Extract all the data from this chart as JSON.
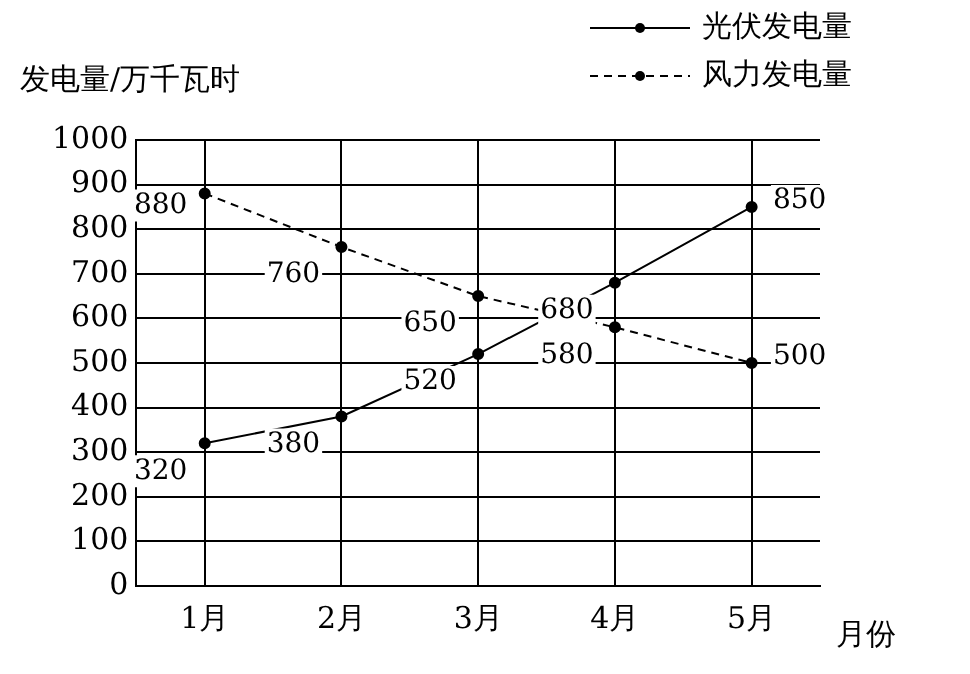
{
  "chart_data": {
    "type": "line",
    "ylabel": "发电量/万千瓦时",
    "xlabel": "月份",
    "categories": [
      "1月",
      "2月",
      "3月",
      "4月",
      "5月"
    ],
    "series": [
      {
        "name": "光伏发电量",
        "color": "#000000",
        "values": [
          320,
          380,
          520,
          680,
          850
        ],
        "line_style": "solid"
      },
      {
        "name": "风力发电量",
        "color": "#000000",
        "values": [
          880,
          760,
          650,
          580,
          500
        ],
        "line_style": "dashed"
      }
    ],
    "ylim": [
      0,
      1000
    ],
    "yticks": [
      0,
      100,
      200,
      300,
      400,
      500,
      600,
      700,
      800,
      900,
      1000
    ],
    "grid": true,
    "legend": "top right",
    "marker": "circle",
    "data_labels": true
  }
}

════════

What to work on | Reproduce the listing above exactly, excluding all pictures.

Answer for this exercise |
Extract all the data from this chart as JSON.
{
  "chart_data": {
    "type": "line",
    "ylabel": "发电量/万千瓦时",
    "xlabel": "月份",
    "categories": [
      "1月",
      "2月",
      "3月",
      "4月",
      "5月"
    ],
    "series": [
      {
        "name": "光伏发电量",
        "color": "#000000",
        "values": [
          320,
          380,
          520,
          680,
          850
        ],
        "line_style": "solid"
      },
      {
        "name": "风力发电量",
        "color": "#000000",
        "values": [
          880,
          760,
          650,
          580,
          500
        ],
        "line_style": "dashed"
      }
    ],
    "ylim": [
      0,
      1000
    ],
    "yticks": [
      0,
      100,
      200,
      300,
      400,
      500,
      600,
      700,
      800,
      900,
      1000
    ],
    "grid": true,
    "legend": "top right",
    "marker": "circle",
    "data_labels": true
  }
}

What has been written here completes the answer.